═══ Extracted records

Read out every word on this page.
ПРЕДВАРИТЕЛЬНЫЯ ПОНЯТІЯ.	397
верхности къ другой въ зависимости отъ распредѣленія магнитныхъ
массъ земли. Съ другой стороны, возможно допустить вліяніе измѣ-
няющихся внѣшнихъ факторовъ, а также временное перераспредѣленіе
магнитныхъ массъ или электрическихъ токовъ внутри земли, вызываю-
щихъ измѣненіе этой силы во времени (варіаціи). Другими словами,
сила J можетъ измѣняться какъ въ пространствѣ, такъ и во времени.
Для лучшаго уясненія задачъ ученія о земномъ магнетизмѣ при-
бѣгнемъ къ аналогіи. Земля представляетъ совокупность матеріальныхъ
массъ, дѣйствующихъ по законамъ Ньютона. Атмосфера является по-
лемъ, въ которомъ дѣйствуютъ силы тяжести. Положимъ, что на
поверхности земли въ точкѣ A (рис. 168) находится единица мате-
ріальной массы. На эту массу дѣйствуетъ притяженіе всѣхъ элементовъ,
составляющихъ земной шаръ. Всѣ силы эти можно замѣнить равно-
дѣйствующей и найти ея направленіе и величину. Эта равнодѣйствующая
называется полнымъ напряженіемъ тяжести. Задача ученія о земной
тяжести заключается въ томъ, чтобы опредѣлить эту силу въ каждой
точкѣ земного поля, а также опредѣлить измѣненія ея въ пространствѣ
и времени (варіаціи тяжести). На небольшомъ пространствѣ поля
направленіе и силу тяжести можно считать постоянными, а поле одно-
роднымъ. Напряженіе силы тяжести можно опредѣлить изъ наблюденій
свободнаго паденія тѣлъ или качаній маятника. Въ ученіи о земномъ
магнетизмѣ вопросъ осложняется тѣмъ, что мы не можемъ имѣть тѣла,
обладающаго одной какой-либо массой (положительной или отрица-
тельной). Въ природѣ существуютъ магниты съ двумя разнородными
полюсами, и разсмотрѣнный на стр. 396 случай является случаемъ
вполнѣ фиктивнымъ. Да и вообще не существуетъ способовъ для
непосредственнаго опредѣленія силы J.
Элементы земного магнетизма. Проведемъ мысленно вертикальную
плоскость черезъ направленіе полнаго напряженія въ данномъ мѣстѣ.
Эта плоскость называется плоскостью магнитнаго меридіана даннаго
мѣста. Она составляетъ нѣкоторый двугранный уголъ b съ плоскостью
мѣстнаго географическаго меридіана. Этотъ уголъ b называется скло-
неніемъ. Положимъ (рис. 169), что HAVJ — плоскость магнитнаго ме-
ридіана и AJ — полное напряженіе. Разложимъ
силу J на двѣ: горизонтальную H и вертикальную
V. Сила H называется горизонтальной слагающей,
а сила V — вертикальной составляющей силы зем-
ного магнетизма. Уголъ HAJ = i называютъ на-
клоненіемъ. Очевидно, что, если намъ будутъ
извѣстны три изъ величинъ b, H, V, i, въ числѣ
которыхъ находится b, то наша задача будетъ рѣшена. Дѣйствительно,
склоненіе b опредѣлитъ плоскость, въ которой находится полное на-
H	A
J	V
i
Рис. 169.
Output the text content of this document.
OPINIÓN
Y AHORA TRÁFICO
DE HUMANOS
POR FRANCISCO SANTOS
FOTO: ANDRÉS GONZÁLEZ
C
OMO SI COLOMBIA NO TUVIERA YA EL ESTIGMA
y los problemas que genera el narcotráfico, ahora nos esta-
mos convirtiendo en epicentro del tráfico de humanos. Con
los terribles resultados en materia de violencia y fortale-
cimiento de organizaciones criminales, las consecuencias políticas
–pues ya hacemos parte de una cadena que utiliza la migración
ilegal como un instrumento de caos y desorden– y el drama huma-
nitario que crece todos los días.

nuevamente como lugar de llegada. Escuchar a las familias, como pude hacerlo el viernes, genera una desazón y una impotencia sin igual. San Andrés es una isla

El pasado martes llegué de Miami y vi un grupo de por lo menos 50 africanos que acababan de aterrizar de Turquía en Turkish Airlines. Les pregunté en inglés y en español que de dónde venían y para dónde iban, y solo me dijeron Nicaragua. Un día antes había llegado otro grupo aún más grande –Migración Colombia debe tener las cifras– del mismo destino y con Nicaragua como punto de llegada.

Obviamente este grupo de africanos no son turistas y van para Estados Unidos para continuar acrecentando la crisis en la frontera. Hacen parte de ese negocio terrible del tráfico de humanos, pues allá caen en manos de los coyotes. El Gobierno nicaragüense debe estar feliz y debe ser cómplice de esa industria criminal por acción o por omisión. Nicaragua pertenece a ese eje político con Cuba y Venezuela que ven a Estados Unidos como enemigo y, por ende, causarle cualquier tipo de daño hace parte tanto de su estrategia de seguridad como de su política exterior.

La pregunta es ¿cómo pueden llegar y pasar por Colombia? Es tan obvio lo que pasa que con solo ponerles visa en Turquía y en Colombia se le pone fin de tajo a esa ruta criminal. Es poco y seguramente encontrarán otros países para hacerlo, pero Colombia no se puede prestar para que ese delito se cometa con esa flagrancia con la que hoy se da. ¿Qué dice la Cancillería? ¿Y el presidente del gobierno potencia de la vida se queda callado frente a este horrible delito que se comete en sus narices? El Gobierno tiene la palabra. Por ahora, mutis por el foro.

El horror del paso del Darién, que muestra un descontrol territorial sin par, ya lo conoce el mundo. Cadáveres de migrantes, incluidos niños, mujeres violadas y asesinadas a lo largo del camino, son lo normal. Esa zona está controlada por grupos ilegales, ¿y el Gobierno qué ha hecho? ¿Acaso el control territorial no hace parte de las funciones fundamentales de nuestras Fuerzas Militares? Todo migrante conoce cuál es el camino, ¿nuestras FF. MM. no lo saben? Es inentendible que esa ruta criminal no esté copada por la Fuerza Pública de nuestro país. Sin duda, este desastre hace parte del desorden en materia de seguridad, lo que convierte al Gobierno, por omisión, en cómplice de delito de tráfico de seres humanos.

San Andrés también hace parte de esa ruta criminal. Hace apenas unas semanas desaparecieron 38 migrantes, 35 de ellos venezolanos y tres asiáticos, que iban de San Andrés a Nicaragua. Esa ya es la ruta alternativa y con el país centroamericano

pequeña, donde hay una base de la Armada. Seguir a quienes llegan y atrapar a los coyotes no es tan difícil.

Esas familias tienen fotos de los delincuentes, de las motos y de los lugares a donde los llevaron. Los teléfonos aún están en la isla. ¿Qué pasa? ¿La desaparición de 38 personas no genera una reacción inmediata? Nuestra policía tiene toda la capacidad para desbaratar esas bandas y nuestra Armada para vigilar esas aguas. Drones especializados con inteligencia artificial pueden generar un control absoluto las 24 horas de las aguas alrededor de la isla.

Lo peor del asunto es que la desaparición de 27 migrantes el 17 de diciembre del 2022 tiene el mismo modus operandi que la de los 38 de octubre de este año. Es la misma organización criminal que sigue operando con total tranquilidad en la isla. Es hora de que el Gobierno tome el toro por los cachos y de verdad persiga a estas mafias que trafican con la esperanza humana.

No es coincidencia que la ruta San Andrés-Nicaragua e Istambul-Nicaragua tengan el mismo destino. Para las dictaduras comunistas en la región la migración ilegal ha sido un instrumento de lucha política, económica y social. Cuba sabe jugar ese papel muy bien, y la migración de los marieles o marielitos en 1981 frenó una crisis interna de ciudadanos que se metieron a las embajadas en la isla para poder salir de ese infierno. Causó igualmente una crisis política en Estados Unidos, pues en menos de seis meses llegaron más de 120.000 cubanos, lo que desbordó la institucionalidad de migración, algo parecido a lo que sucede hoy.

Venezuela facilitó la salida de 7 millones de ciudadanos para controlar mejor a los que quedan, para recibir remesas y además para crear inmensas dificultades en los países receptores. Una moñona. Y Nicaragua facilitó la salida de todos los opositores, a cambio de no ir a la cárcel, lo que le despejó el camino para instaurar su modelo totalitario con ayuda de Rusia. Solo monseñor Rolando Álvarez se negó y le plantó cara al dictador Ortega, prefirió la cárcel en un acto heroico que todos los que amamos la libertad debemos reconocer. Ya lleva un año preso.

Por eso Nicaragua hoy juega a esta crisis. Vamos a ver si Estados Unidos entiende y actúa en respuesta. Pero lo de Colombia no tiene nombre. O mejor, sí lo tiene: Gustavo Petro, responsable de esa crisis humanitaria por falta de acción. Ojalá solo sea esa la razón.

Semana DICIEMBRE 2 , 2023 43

══════

Pick out all lines containing the string "магнетизма".

Элементы земного магнетизма. Проведемъ мысленно вертикальную
ного магнетизма. Уголъ HAJ = i называютъ на-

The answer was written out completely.